# [What you should do]
Each entry here needs to be set down again exactly, please; pictures are left out.

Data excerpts
BEGIN

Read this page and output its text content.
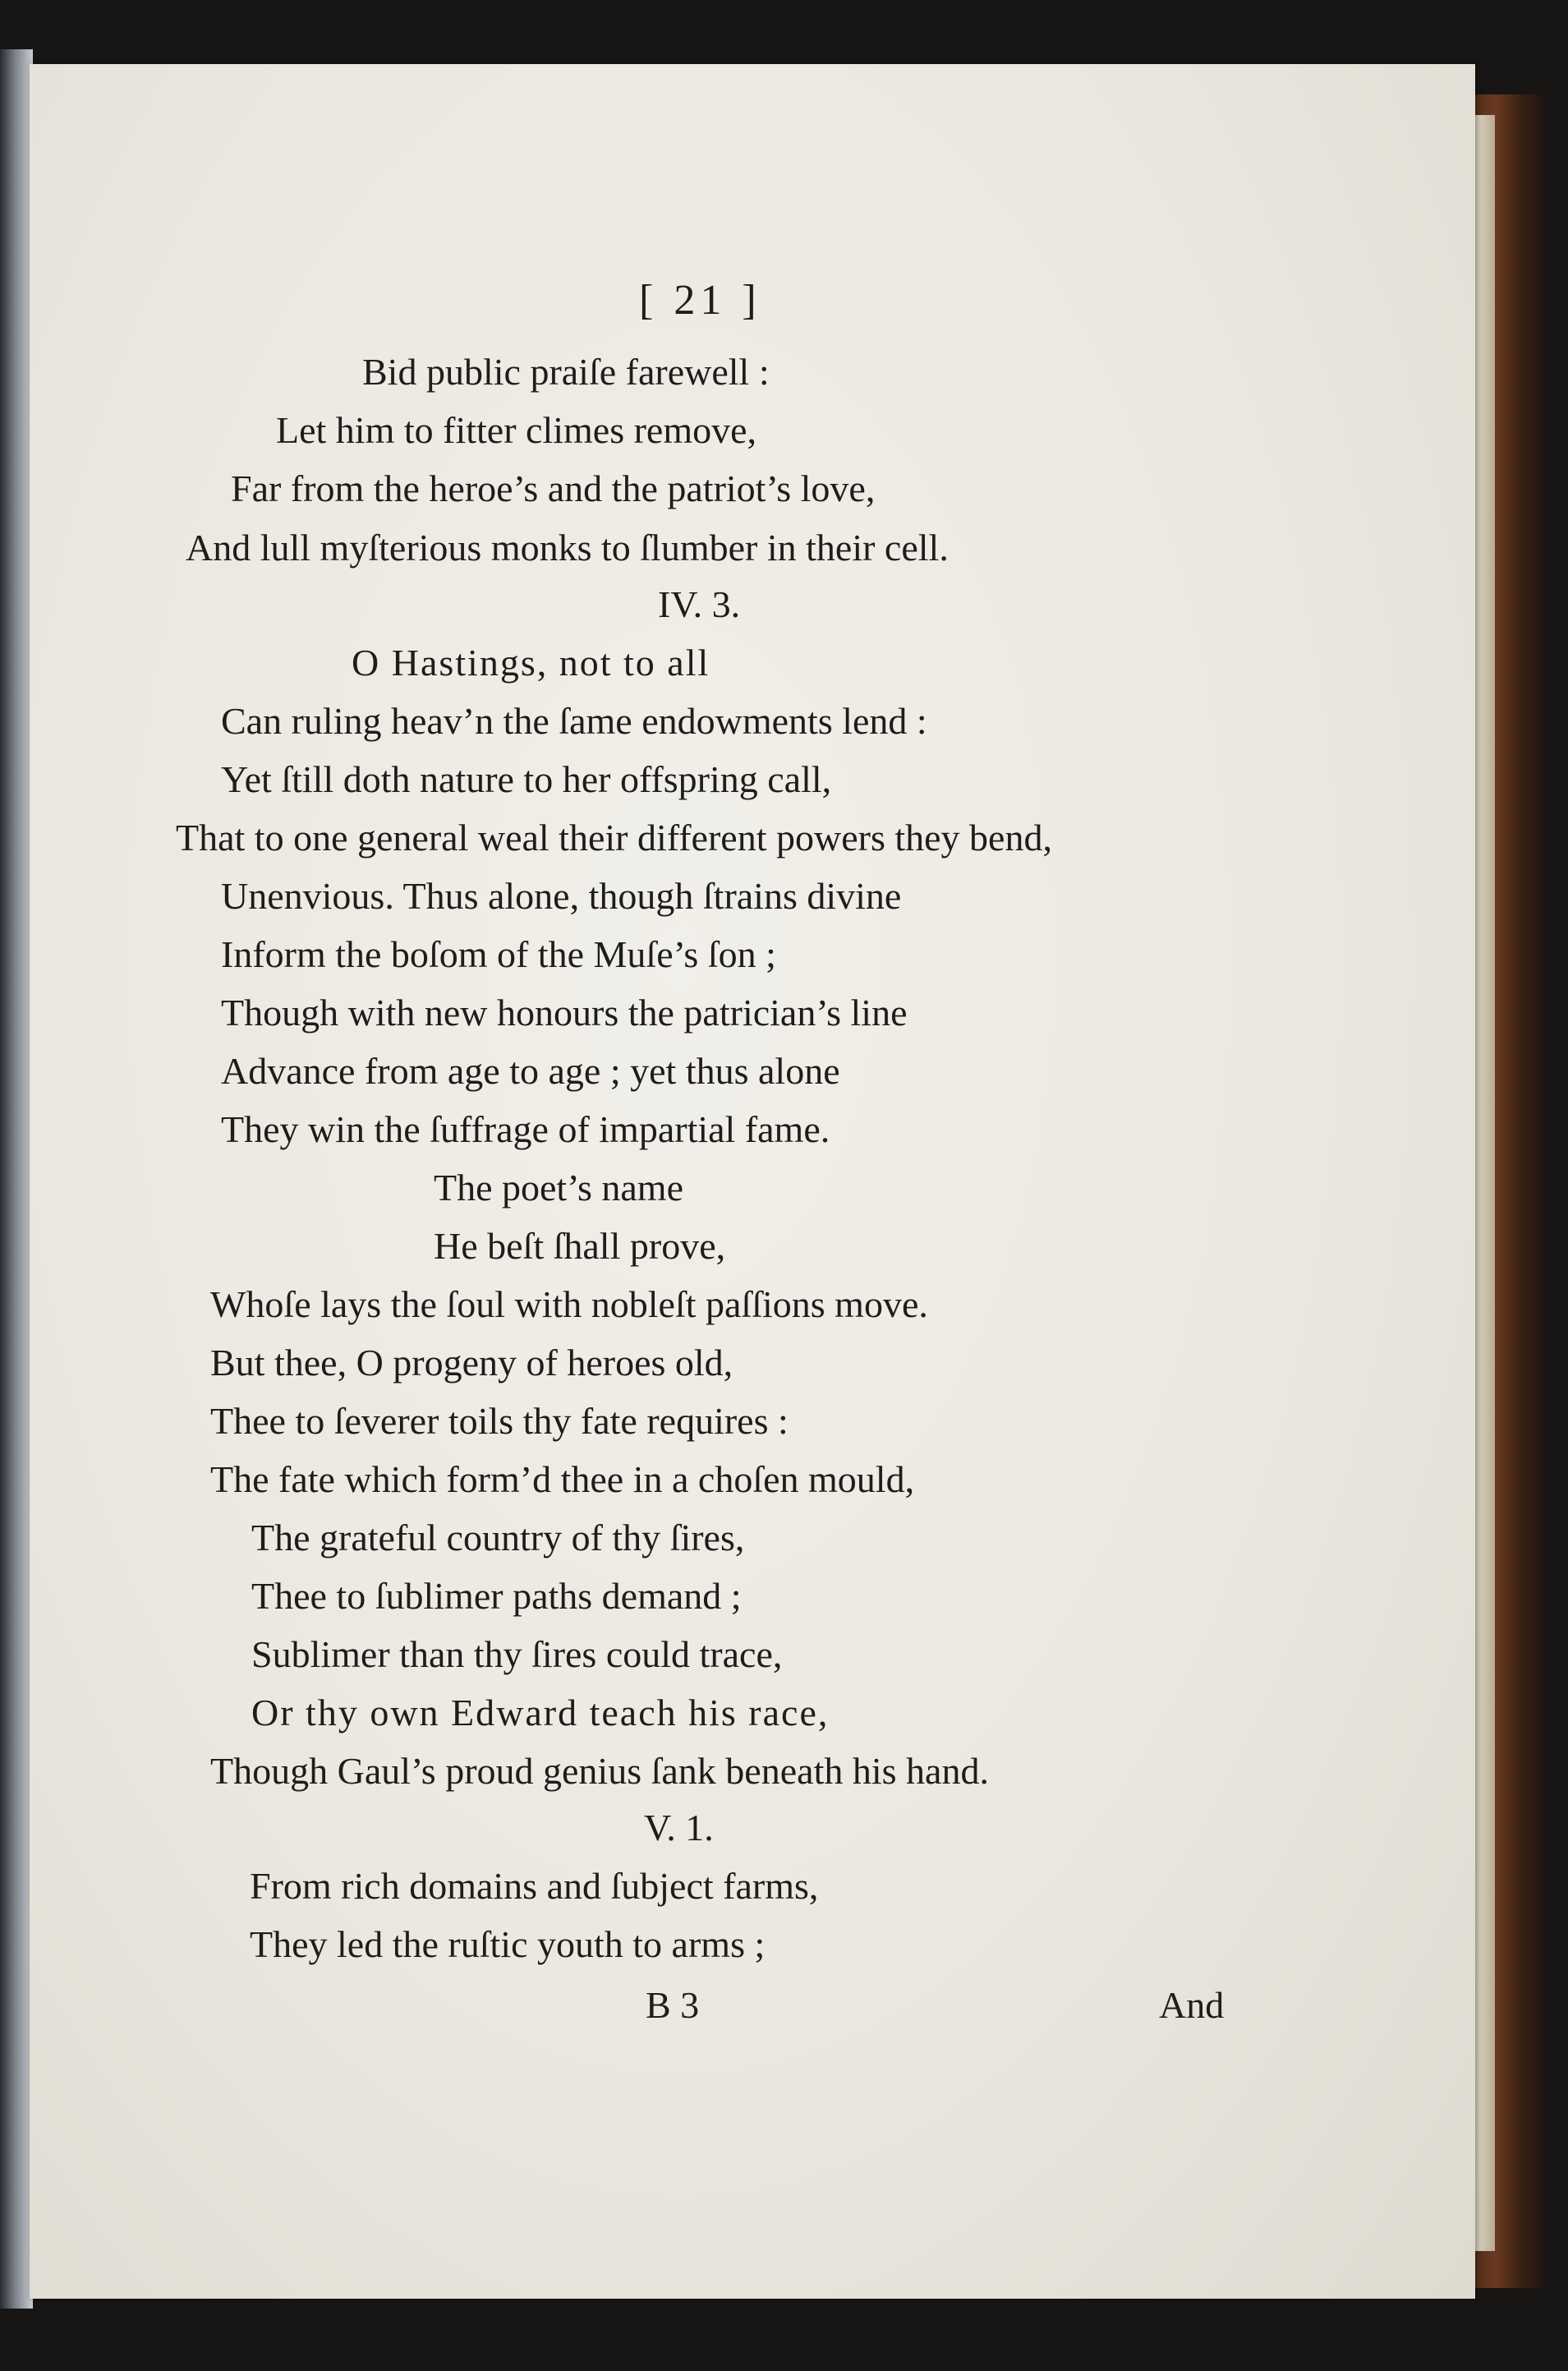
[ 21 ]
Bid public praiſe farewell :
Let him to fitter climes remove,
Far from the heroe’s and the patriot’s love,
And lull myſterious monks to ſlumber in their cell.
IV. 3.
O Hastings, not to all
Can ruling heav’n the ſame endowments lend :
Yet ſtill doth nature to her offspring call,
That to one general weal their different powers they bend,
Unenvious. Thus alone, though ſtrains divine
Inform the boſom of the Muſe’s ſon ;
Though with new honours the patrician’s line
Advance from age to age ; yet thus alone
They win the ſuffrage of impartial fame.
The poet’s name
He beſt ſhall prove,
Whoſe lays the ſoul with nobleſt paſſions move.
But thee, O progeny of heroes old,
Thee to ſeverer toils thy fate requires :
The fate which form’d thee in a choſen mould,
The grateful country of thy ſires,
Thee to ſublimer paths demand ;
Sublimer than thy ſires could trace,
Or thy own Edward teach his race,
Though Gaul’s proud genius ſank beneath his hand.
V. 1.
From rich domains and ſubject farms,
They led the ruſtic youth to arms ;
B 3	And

END

# [Solution to the problem]
Read this page and output its text content.
[ 21 ]
Bid public praiſe farewell :
Let him to fitter climes remove,
Far from the heroe’s and the patriot’s love,
And lull myſterious monks to ſlumber in their cell.
IV. 3.
O Hastings, not to all
Can ruling heav’n the ſame endowments lend :
Yet ſtill doth nature to her offspring call,
That to one general weal their different powers they bend,
Unenvious. Thus alone, though ſtrains divine
Inform the boſom of the Muſe’s ſon ;
Though with new honours the patrician’s line
Advance from age to age ; yet thus alone
They win the ſuffrage of impartial fame.
The poet’s name
He beſt ſhall prove,
Whoſe lays the ſoul with nobleſt paſſions move.
But thee, O progeny of heroes old,
Thee to ſeverer toils thy fate requires :
The fate which form’d thee in a choſen mould,
The grateful country of thy ſires,
Thee to ſublimer paths demand ;
Sublimer than thy ſires could trace,
Or thy own Edward teach his race,
Though Gaul’s proud genius ſank beneath his hand.
V. 1.
From rich domains and ſubject farms,
They led the ruſtic youth to arms ;
B 3	And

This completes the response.